[Opening TASK MATERIAL section]

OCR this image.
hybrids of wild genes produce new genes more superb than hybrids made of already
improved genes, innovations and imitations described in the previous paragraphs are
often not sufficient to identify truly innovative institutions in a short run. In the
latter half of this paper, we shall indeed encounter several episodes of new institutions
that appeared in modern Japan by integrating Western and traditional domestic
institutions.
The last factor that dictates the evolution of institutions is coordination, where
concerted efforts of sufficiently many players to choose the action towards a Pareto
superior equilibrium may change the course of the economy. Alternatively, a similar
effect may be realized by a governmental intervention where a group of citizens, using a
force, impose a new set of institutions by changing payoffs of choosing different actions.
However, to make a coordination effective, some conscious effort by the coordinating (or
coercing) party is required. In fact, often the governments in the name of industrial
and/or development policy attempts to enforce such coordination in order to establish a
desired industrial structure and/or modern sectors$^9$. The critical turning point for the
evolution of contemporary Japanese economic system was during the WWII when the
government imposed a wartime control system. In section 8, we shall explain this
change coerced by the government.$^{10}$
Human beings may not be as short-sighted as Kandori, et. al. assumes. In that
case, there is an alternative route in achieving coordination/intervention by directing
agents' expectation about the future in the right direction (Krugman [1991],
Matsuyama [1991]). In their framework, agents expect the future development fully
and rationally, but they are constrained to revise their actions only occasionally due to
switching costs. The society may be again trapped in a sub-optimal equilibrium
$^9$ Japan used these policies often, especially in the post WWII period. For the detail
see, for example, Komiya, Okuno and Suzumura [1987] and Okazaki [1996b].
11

[Closing TASK MATERIAL section]

**TASK STATEMENT**
All the lines that hold the word "agents" must appear in the answer, copied from the records.

**RESULT**
agents' expectation about the future in the right direction (Krugman [1991],
Matsuyama [1991]). In their framework, agents expect the future development fully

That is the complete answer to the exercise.